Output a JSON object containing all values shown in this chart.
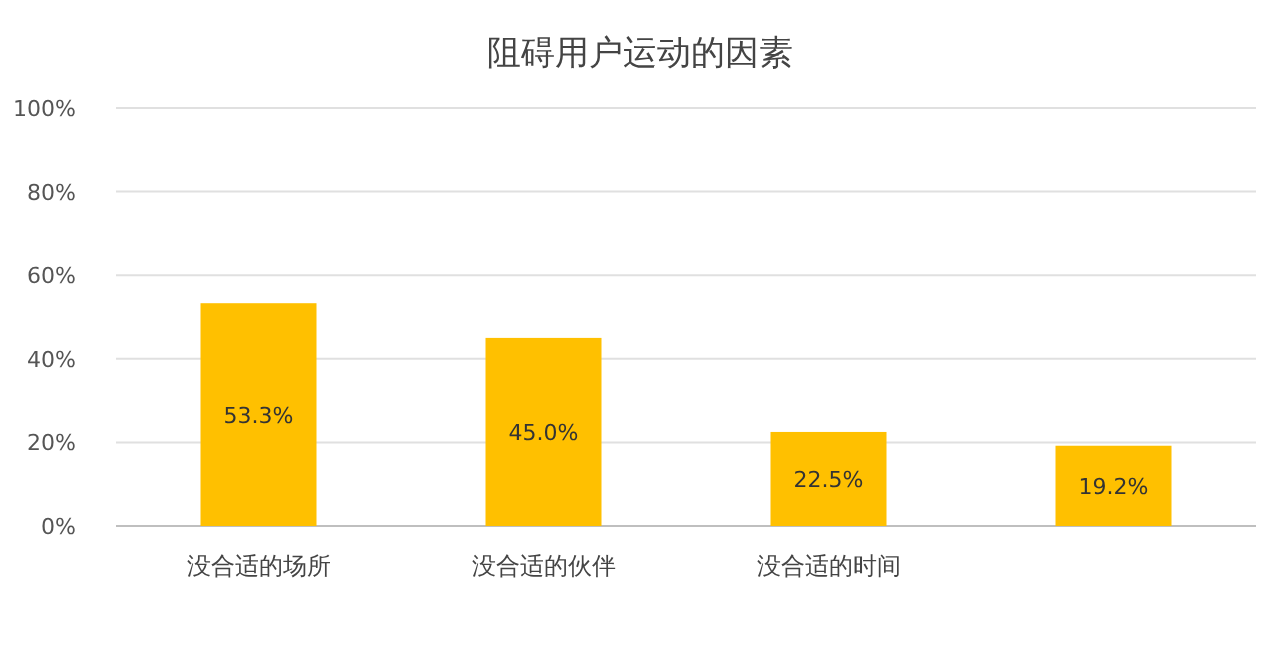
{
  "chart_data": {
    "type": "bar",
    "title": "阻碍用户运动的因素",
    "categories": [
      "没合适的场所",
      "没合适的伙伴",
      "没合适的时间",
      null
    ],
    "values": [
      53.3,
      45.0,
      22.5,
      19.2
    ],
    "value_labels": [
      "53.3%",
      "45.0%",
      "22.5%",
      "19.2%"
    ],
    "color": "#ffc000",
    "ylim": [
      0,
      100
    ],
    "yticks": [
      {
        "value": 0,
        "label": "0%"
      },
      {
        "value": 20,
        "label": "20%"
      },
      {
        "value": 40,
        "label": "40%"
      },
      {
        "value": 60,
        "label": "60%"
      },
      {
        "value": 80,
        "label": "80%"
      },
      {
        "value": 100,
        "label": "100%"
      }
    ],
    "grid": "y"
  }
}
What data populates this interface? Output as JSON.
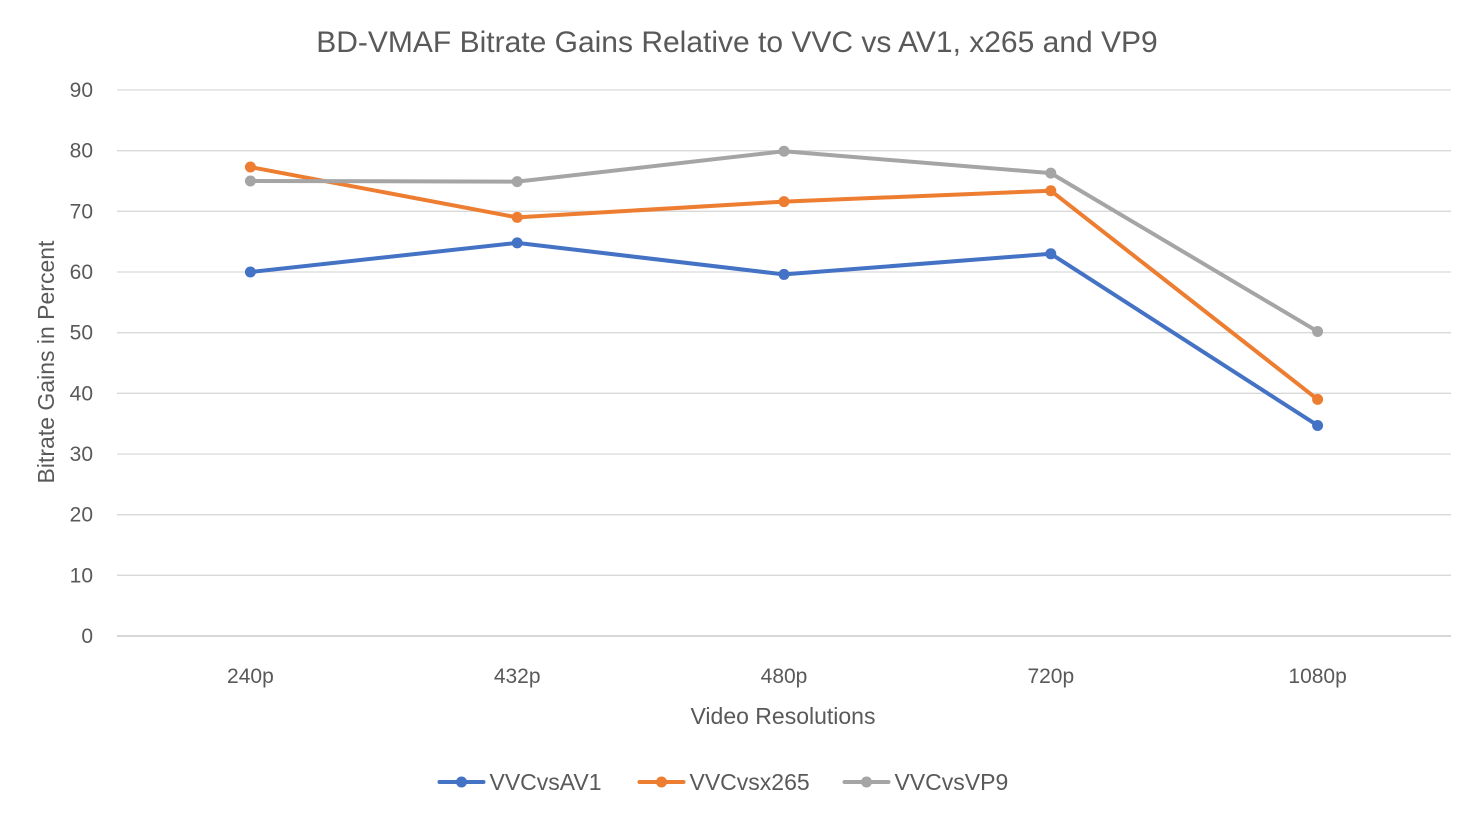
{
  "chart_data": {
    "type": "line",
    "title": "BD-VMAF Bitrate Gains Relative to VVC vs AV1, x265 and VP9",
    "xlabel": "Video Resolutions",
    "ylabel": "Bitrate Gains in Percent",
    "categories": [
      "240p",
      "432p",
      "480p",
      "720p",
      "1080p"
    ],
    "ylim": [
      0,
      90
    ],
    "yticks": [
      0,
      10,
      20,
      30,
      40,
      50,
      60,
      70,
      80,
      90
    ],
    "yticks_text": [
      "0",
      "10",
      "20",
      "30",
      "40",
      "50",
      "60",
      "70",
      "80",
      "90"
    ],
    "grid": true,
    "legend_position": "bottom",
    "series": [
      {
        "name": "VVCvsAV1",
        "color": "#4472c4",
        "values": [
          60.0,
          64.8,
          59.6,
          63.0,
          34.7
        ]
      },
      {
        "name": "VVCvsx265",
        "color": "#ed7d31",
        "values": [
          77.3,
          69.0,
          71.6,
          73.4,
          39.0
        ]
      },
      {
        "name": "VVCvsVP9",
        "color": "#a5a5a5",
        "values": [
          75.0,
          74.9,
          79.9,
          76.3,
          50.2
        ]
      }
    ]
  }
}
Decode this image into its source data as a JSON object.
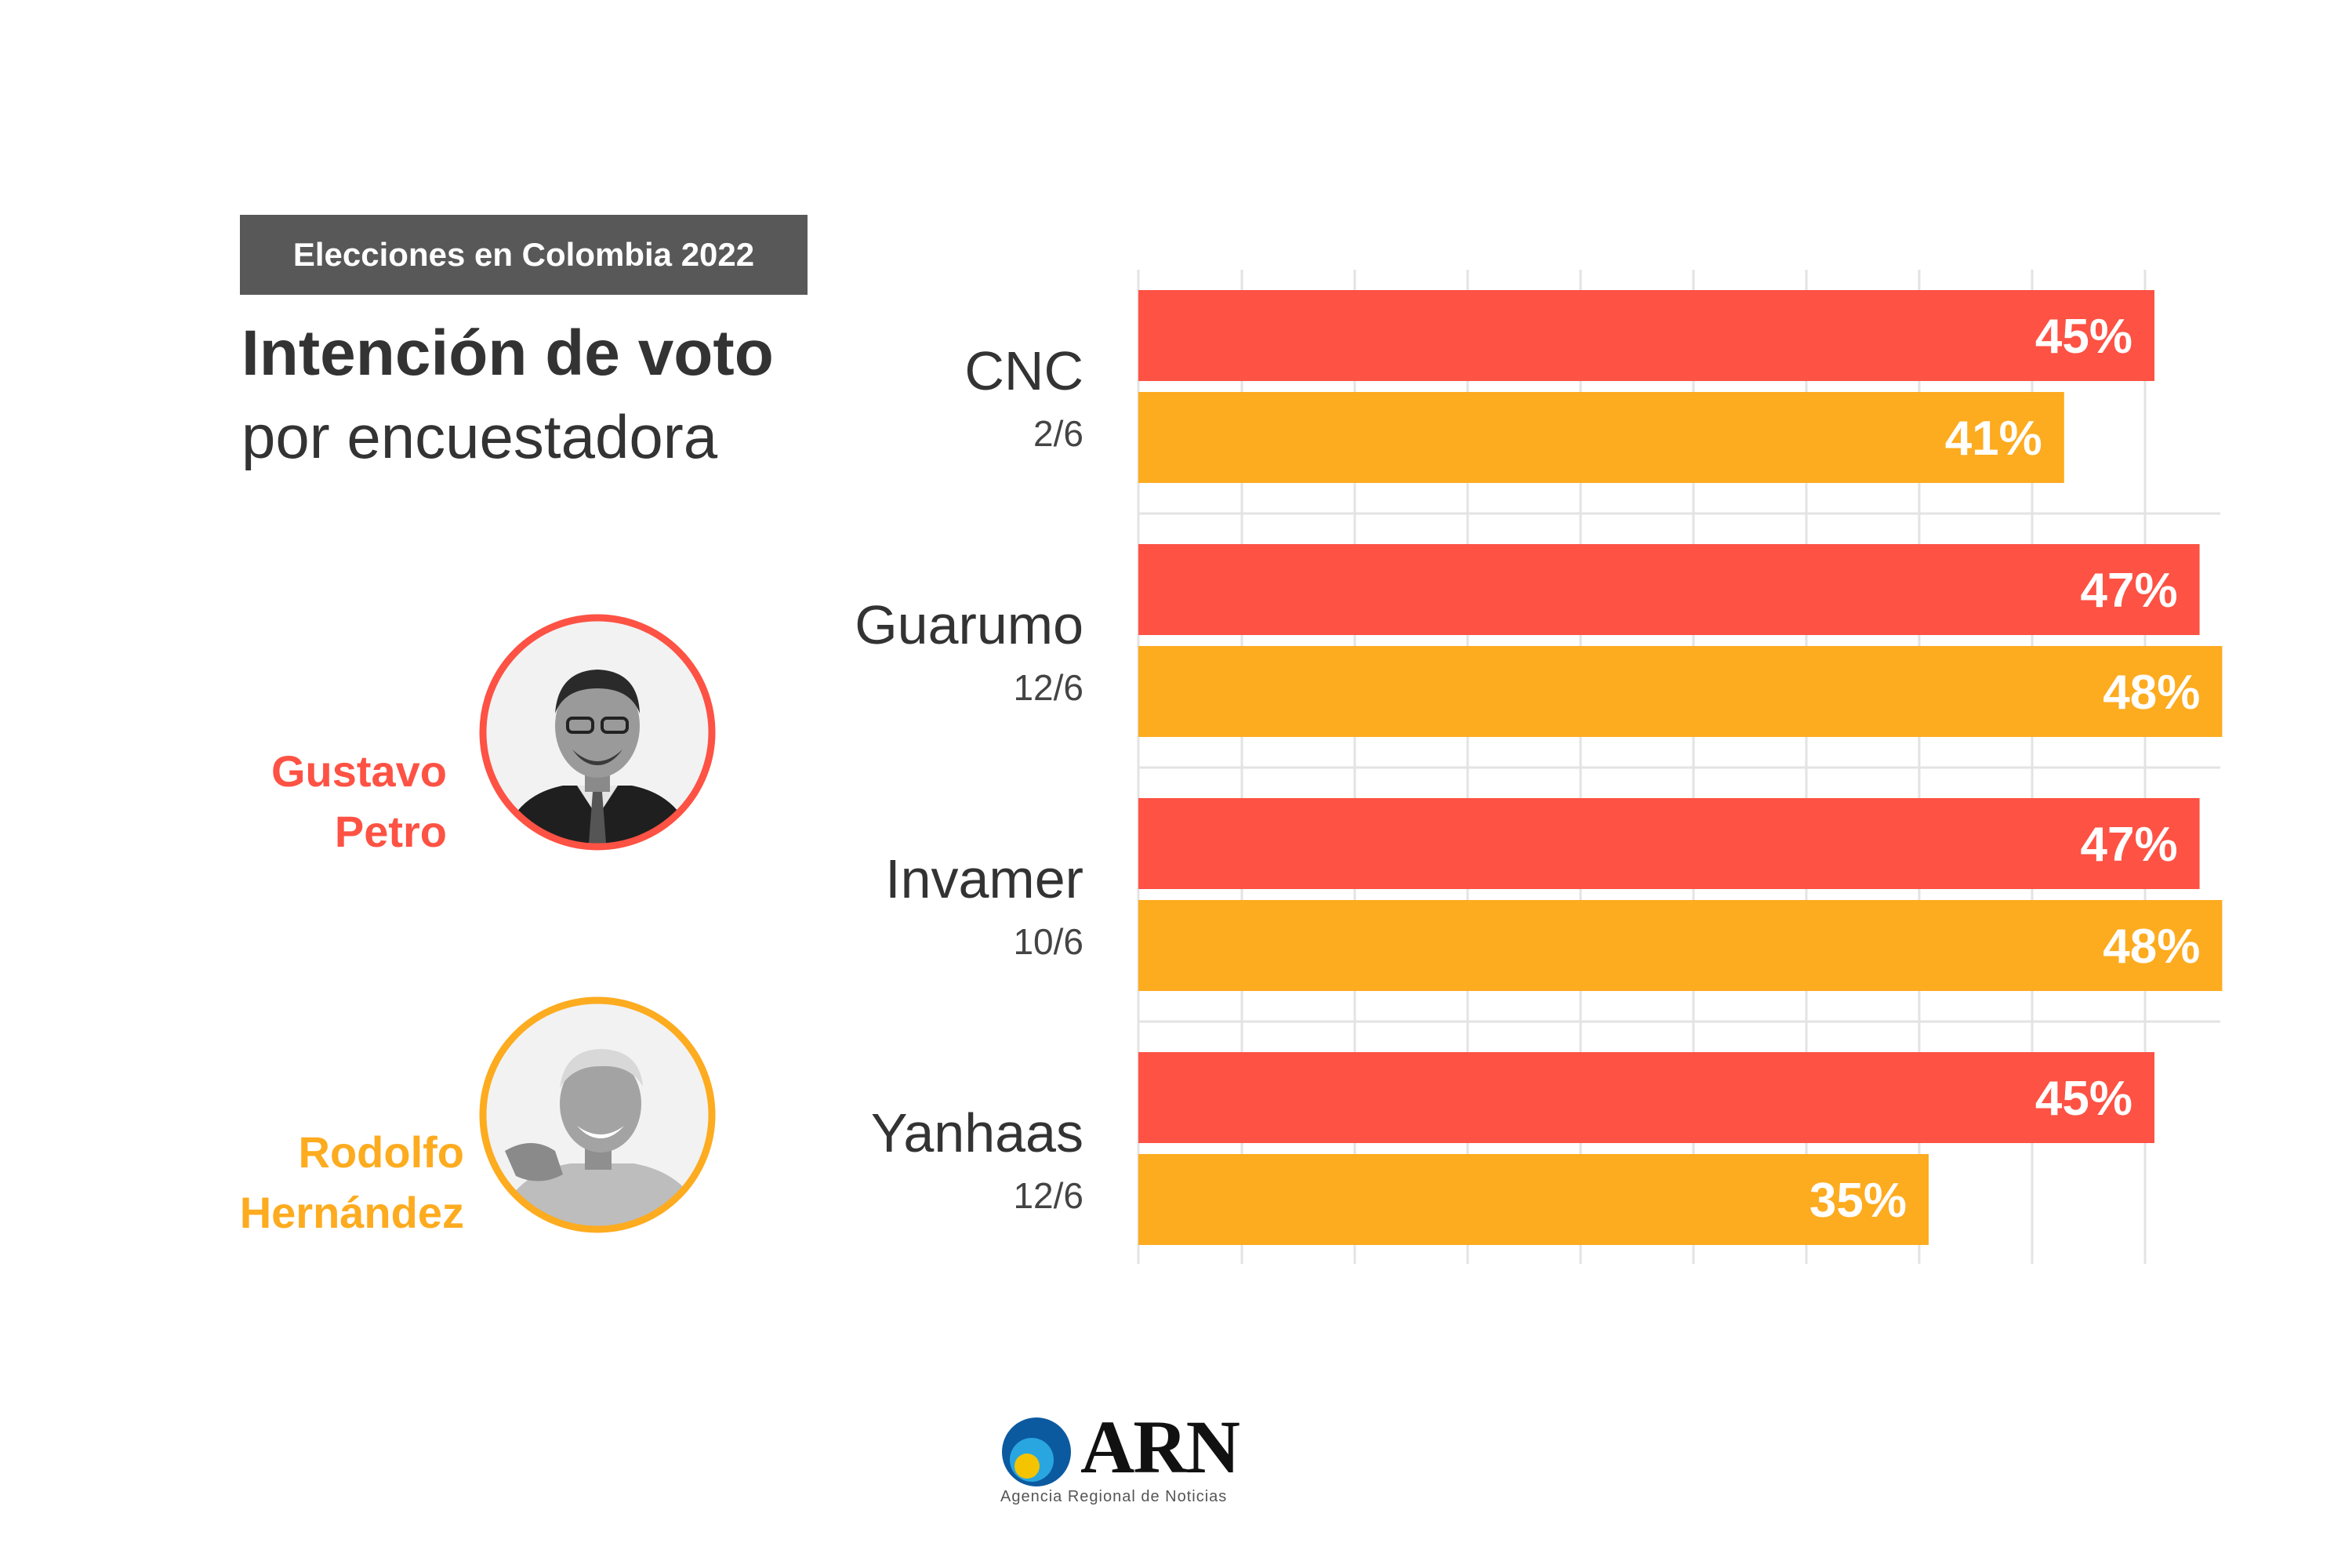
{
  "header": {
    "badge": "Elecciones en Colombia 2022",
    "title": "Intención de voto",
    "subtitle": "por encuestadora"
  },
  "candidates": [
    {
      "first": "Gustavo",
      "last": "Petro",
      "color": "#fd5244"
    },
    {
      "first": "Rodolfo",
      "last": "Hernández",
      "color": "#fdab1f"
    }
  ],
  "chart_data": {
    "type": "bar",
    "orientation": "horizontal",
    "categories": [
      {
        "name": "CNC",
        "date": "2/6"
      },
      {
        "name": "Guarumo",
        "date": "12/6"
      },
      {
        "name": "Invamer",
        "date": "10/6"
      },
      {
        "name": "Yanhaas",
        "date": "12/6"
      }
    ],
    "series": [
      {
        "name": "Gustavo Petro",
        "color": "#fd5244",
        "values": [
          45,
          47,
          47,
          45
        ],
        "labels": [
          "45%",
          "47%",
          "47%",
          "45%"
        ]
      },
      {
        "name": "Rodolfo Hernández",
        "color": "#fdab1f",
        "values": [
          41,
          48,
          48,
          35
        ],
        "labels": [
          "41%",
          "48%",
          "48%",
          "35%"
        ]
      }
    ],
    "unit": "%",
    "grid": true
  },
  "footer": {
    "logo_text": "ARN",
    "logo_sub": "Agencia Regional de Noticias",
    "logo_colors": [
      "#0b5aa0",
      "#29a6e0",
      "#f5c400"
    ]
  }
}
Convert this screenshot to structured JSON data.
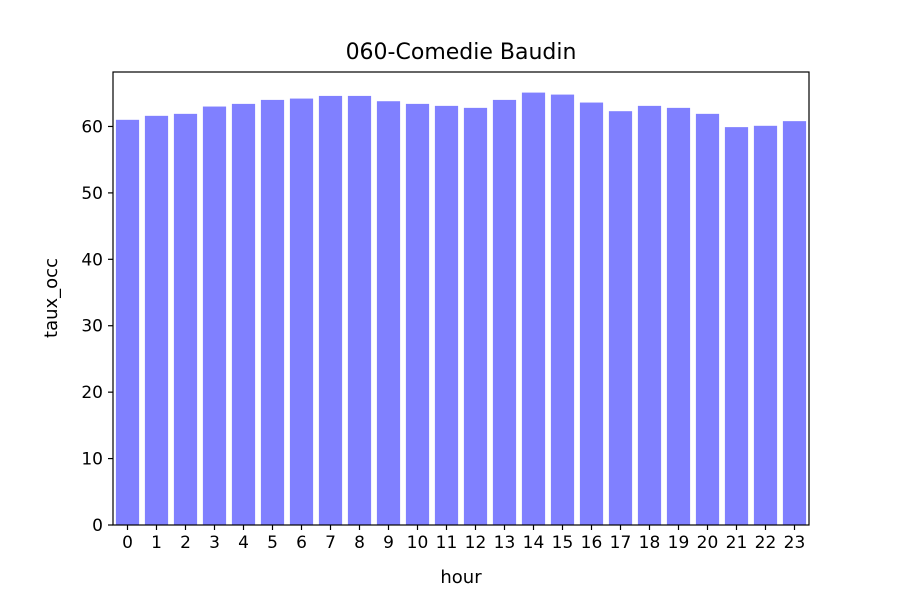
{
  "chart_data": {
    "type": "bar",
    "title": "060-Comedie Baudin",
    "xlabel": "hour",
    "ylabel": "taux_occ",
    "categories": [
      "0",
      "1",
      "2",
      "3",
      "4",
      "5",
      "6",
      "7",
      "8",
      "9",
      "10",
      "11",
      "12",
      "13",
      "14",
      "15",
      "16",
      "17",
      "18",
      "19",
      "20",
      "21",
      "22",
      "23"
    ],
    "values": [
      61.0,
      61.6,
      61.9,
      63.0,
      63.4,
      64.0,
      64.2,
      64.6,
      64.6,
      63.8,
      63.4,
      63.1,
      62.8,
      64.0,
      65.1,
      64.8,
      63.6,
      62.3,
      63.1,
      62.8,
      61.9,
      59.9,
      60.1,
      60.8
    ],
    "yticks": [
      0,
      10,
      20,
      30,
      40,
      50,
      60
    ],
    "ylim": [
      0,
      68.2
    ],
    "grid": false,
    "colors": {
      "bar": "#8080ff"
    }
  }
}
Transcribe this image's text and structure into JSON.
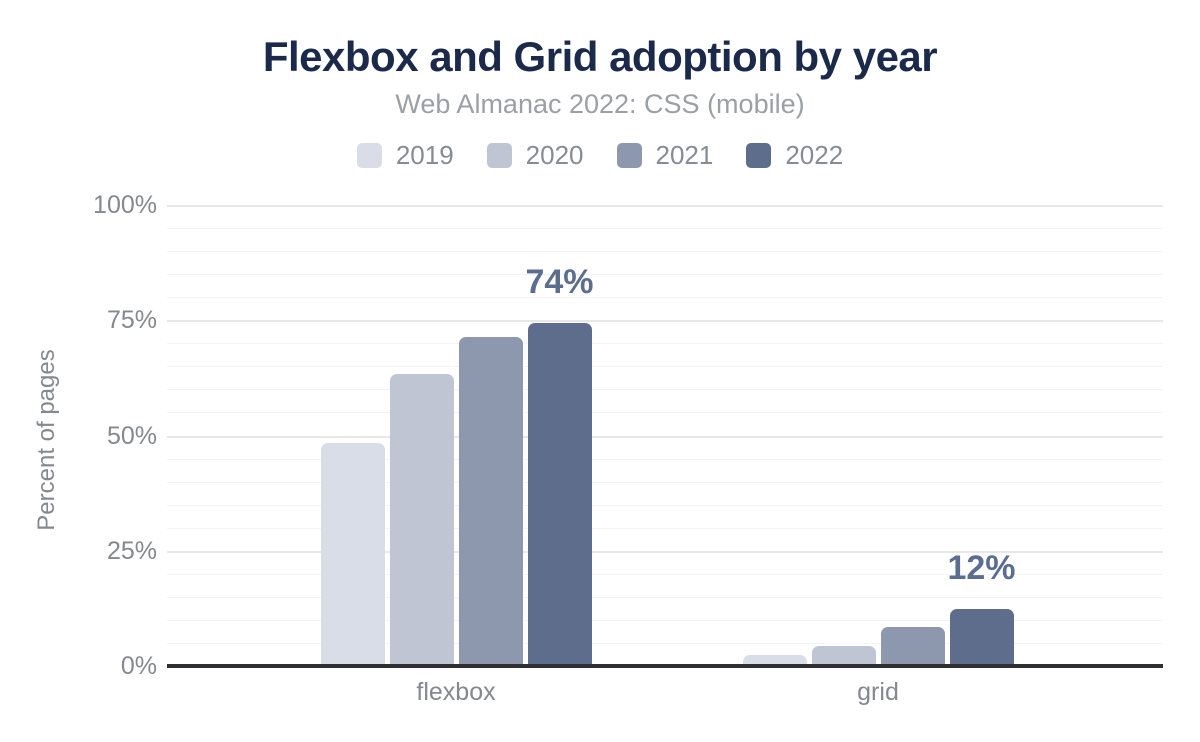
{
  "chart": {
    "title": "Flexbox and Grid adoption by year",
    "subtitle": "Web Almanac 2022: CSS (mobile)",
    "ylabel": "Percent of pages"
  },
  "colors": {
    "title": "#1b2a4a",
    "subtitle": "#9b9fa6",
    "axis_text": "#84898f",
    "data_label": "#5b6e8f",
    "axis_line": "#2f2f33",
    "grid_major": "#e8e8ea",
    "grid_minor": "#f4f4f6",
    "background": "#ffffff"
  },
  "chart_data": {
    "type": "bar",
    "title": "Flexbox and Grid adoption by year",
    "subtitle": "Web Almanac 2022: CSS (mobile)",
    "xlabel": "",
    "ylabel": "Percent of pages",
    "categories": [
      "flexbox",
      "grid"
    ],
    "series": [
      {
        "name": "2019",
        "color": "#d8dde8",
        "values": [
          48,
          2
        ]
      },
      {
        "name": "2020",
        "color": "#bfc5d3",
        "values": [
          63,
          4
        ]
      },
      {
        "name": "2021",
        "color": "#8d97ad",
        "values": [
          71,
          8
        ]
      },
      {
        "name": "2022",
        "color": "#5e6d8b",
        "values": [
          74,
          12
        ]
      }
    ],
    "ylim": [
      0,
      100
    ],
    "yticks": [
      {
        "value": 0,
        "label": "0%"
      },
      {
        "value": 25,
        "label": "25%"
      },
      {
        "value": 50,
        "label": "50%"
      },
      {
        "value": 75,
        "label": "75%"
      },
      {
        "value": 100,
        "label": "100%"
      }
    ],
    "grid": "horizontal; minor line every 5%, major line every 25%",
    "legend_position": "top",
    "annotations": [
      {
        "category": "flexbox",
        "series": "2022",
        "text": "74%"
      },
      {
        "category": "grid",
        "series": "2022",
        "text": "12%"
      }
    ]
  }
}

# # #

**EXERCISE OBJECTIVE:**
Gather each line in the entries above where the string "ylabel" is found.

**TASK OUTPUT:**
    "ylabel": "Bitrate Gains in Percent",
    "ylabel": "taux_occ",
    "ylabel": "Percent of pages"
    "ylabel": "Percent of pages",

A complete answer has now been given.